◆ Records about charts and figures
^^^^

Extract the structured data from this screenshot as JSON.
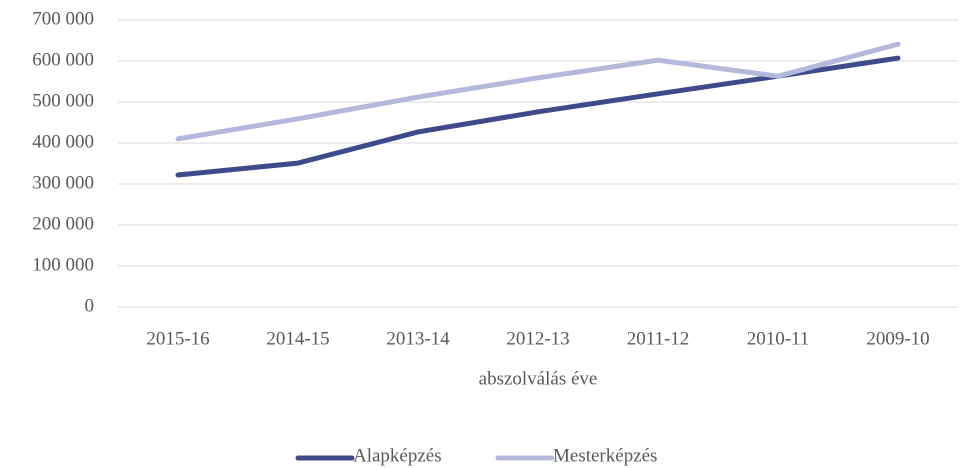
{
  "chart_data": {
    "type": "line",
    "x_label": "abszolválás éve",
    "categories": [
      "2015-16",
      "2014-15",
      "2013-14",
      "2012-13",
      "2011-12",
      "2010-11",
      "2009-10"
    ],
    "series": [
      {
        "name": "Alapképzés",
        "color": "#3f4a8a",
        "values": [
          322000,
          351000,
          427000,
          476000,
          520000,
          563000,
          607000
        ]
      },
      {
        "name": "Mesterképzés",
        "color": "#b4b9dc",
        "values": [
          410000,
          459000,
          512000,
          559000,
          602000,
          563000,
          641000
        ]
      }
    ],
    "ylim": [
      0,
      700000
    ],
    "yticks": [
      0,
      {
        "value": 100000,
        "label": "100 000"
      },
      {
        "value": 200000,
        "label": "200 000"
      },
      {
        "value": 300000,
        "label": "300 000"
      },
      {
        "value": 400000,
        "label": "400 000"
      },
      {
        "value": 500000,
        "label": "500 000"
      },
      {
        "value": 600000,
        "label": "600 000"
      },
      {
        "value": 700000,
        "label": "700 000"
      }
    ],
    "grid": true,
    "legend": "bottom"
  }
}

^^^^

◆ Set task
Reproduce all of the data exactly; the pictures do not belong in the copy.

◆ Correct answer
Extract the structured data from this screenshot as JSON.
{
  "chart_data": {
    "type": "line",
    "x_label": "abszolválás éve",
    "categories": [
      "2015-16",
      "2014-15",
      "2013-14",
      "2012-13",
      "2011-12",
      "2010-11",
      "2009-10"
    ],
    "series": [
      {
        "name": "Alapképzés",
        "color": "#3f4a8a",
        "values": [
          322000,
          351000,
          427000,
          476000,
          520000,
          563000,
          607000
        ]
      },
      {
        "name": "Mesterképzés",
        "color": "#b4b9dc",
        "values": [
          410000,
          459000,
          512000,
          559000,
          602000,
          563000,
          641000
        ]
      }
    ],
    "ylim": [
      0,
      700000
    ],
    "yticks": [
      0,
      {
        "value": 100000,
        "label": "100 000"
      },
      {
        "value": 200000,
        "label": "200 000"
      },
      {
        "value": 300000,
        "label": "300 000"
      },
      {
        "value": 400000,
        "label": "400 000"
      },
      {
        "value": 500000,
        "label": "500 000"
      },
      {
        "value": 600000,
        "label": "600 000"
      },
      {
        "value": 700000,
        "label": "700 000"
      }
    ],
    "grid": true,
    "legend": "bottom"
  }
}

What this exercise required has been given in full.